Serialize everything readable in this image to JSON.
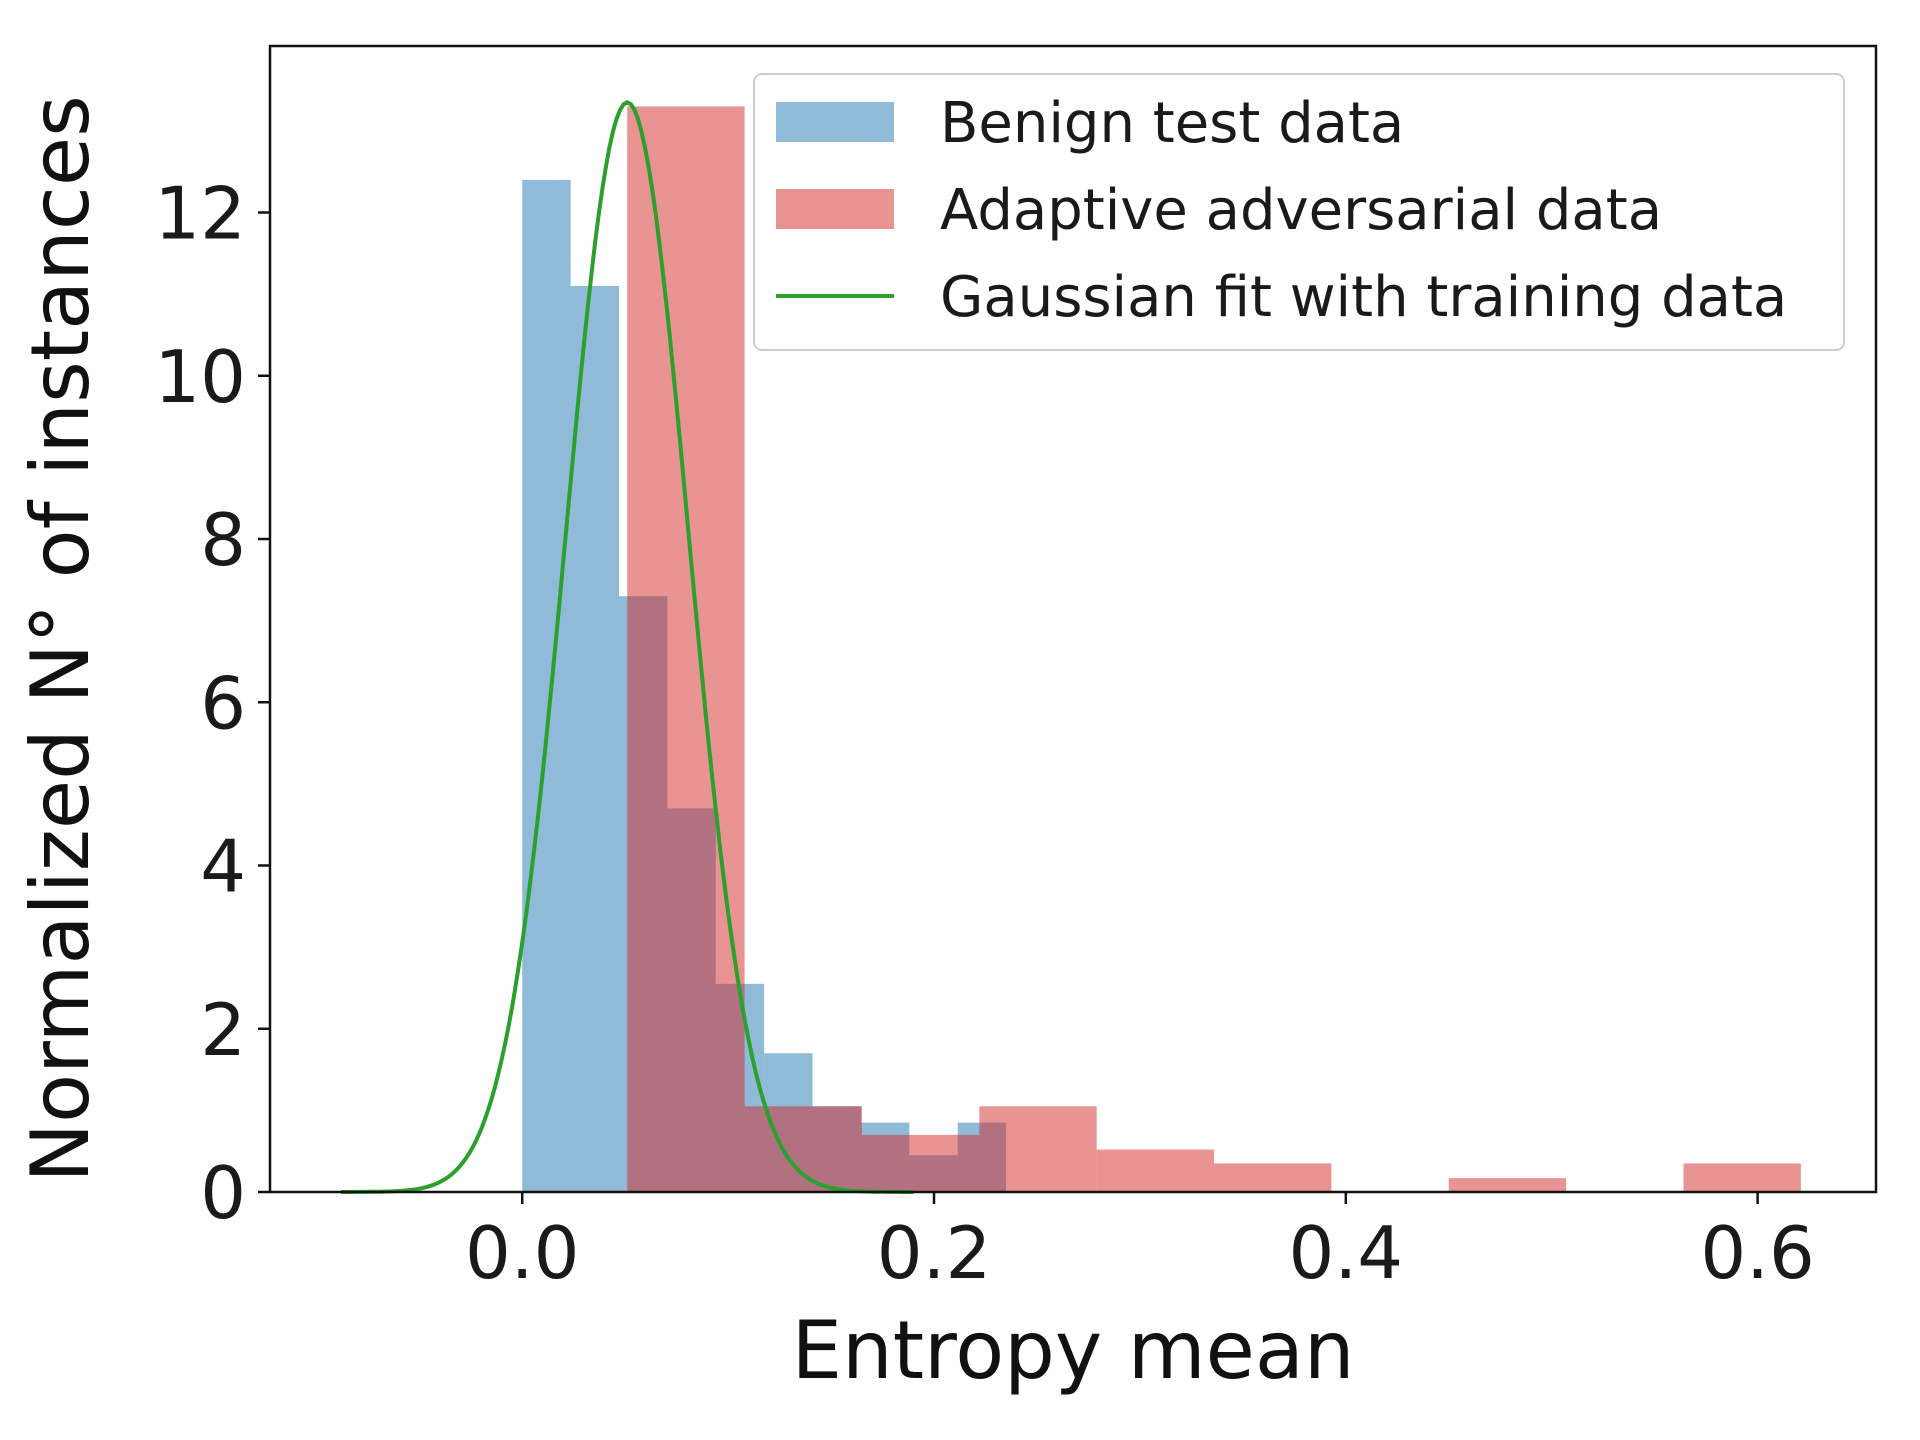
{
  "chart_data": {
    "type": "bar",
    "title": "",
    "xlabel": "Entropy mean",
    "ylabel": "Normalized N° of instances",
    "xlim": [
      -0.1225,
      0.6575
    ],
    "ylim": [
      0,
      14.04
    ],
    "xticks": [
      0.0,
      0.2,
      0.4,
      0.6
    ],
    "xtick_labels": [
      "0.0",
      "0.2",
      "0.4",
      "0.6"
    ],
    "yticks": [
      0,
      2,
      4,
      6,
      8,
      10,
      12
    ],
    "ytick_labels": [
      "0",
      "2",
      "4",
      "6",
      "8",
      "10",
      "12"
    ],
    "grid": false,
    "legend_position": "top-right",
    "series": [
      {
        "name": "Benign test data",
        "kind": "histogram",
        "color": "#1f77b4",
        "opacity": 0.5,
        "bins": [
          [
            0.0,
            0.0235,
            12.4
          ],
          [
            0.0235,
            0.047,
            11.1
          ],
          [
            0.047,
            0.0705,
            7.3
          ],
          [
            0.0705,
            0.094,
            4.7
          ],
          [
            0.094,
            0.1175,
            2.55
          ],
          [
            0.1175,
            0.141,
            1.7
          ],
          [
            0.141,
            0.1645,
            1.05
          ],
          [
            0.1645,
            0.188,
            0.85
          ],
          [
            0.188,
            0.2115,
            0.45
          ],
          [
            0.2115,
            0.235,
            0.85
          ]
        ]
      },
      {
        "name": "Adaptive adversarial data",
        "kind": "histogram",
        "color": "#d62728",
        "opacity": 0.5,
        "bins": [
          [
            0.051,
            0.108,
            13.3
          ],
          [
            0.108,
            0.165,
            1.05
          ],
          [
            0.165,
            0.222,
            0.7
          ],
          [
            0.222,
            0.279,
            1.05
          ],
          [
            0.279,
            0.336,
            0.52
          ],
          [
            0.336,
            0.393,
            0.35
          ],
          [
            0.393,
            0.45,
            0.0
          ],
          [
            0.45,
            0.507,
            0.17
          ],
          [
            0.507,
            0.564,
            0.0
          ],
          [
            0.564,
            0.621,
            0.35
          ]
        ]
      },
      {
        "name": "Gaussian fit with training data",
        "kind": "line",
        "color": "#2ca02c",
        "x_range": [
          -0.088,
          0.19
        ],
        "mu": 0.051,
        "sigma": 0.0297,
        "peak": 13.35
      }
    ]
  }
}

━━━━

*Problem requirements*:
Reproduce every line from the entries that holds the word "name".

*Answer*:
        "name": "Benign test data",
        "name": "Adaptive adversarial data",
        "name": "Gaussian fit with training data",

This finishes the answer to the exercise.